Locate every line in the records below that holds the word "julistaa" and return each one.

— Start of Data entries —

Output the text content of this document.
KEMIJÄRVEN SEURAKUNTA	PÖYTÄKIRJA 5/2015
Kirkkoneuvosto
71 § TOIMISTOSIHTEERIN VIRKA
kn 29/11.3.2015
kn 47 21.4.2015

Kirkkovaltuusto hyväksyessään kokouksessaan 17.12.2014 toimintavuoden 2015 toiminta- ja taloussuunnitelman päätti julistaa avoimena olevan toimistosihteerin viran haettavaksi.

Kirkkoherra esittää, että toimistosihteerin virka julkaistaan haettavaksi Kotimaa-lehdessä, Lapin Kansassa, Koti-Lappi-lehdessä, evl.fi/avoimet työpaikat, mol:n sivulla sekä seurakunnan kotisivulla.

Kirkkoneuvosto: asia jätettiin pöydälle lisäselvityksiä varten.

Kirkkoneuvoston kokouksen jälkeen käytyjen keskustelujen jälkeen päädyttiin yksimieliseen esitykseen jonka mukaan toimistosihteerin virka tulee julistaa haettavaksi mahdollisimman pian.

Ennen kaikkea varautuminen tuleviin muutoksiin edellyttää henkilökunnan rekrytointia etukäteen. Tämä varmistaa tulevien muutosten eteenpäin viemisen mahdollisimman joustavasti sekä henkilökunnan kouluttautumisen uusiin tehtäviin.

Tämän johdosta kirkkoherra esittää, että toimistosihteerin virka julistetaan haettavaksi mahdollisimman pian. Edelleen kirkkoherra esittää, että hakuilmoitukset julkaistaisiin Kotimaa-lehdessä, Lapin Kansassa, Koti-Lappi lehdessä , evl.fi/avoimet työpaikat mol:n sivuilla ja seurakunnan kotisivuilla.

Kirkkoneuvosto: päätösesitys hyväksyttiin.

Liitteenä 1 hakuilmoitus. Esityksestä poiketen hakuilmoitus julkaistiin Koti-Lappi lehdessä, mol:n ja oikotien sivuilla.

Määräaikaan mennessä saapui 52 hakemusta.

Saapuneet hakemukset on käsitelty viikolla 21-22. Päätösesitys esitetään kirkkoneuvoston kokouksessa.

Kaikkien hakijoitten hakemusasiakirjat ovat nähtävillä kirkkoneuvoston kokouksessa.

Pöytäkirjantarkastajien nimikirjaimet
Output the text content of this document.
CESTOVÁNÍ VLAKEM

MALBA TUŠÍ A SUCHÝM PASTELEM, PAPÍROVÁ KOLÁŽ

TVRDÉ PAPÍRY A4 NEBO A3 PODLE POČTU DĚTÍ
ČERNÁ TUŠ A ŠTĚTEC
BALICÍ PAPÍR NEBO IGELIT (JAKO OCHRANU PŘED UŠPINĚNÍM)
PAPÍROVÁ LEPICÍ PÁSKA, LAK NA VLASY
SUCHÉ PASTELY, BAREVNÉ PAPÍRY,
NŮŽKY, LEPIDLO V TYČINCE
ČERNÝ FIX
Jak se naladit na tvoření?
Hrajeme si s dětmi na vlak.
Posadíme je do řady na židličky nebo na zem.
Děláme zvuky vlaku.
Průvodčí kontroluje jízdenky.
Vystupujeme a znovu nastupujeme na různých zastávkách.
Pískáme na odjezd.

— End of Data entries —

* Task response:
Kirkkovaltuusto hyväksyessään kokouksessaan 17.12.2014 toimintavuoden 2015 toiminta- ja taloussuunnitelman päätti julistaa avoimena olevan toimistosihteerin viran haettavaksi.
Kirkkoneuvoston kokouksen jälkeen käytyjen keskustelujen jälkeen päädyttiin yksimieliseen esitykseen jonka mukaan toimistosihteerin virka tulee julistaa haettavaksi mahdollisimman pian.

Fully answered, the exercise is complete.